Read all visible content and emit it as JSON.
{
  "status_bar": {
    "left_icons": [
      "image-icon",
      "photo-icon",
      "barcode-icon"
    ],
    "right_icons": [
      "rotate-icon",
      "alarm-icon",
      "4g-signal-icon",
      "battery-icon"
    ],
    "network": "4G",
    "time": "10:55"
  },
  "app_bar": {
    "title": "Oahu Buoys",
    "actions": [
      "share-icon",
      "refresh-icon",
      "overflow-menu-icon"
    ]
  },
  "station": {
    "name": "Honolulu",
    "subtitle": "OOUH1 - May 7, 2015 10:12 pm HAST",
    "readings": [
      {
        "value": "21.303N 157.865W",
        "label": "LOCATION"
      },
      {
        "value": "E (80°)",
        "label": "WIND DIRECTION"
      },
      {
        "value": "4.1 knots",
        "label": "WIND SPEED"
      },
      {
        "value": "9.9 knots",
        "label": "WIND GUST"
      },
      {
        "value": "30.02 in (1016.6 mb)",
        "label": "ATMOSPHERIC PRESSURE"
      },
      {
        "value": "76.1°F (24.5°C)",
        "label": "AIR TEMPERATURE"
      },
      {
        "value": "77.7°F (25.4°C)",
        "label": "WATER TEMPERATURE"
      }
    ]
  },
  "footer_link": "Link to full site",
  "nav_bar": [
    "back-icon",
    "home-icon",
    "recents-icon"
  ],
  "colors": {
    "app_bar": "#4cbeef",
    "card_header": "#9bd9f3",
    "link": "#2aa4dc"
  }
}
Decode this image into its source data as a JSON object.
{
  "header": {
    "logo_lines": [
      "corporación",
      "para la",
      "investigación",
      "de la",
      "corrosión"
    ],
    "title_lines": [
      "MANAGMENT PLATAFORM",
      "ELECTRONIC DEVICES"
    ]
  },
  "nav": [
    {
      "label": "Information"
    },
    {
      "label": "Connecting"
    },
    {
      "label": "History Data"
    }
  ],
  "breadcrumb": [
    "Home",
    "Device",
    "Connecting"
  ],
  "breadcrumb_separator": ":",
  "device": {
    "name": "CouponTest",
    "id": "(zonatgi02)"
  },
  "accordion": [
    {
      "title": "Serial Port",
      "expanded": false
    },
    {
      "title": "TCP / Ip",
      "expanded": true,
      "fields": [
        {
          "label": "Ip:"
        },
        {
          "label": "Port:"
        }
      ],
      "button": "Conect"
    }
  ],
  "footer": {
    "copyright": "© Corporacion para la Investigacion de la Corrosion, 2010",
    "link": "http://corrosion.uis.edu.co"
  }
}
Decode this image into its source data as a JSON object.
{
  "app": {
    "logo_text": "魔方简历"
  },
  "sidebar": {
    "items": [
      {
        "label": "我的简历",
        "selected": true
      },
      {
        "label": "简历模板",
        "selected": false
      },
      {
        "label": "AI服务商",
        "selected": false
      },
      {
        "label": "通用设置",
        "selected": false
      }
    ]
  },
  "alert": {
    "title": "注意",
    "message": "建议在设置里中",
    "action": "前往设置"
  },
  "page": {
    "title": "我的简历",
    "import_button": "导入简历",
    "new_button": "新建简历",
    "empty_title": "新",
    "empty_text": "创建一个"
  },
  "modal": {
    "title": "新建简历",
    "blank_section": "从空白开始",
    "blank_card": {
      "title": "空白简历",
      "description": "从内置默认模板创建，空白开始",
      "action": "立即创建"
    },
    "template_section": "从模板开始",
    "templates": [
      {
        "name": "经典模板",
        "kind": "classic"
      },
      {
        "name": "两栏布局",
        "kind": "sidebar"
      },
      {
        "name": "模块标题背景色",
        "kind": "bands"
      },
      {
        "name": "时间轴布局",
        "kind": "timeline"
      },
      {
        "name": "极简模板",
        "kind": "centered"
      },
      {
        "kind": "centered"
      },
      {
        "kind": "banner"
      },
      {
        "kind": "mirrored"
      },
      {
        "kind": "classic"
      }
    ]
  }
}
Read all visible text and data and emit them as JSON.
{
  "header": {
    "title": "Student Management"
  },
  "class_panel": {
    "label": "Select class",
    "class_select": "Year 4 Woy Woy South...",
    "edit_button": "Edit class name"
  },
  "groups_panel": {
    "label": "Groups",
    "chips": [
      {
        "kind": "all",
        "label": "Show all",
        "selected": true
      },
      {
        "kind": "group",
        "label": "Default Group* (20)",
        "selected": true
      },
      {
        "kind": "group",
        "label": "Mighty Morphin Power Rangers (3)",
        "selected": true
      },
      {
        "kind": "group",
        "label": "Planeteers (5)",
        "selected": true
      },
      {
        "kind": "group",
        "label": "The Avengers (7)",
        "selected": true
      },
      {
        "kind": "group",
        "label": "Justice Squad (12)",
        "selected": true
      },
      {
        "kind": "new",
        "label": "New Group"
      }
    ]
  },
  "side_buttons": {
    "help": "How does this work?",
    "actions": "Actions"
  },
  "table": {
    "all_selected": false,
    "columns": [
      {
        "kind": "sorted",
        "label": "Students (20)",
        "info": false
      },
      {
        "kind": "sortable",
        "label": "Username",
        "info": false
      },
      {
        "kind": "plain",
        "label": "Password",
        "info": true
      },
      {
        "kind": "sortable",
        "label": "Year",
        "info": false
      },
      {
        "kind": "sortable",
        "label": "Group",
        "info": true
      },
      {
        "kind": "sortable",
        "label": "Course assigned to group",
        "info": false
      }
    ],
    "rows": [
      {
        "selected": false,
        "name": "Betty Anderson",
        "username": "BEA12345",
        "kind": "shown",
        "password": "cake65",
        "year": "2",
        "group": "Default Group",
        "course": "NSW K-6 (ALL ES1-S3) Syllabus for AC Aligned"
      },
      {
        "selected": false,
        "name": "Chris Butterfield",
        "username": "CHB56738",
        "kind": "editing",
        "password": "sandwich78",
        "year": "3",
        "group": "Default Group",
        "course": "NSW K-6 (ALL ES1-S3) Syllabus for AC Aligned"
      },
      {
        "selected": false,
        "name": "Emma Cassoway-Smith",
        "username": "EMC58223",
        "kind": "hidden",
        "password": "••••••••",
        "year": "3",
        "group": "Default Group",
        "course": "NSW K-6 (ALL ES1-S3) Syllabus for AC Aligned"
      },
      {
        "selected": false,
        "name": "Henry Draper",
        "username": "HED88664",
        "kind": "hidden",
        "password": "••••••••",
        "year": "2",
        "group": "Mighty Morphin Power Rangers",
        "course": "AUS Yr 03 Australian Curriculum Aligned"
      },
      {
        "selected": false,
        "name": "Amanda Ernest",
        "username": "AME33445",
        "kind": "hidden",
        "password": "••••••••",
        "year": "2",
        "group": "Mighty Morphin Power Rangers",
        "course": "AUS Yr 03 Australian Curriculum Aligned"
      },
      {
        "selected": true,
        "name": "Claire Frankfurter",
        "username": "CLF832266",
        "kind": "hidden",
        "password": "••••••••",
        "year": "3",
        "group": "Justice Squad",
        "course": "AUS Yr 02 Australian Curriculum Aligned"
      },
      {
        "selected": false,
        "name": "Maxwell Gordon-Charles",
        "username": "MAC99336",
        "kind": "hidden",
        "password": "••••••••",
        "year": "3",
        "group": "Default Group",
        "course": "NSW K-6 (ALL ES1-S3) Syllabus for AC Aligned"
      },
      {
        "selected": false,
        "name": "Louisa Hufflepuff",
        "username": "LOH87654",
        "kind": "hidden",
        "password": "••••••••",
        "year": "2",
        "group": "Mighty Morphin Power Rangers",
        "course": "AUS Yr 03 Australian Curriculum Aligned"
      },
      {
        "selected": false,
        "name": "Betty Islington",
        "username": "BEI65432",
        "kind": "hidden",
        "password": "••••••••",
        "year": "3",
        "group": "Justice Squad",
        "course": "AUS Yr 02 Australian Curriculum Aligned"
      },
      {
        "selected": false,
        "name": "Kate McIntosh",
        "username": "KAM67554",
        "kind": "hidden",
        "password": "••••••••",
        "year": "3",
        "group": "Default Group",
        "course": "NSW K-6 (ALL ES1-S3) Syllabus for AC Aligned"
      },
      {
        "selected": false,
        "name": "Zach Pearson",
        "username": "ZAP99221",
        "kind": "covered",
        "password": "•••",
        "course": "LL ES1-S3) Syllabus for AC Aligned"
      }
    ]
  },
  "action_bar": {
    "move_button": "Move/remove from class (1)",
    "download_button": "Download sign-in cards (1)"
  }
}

────────────────────────────────────────

_Goal_
Gather each line that holds "JSON".

_Task solution_
Read all visible content and emit it as JSON.
Decode this image into its source data as a JSON object.
Decode this image into its source data as a JSON object.
Read all visible text and data and emit them as JSON.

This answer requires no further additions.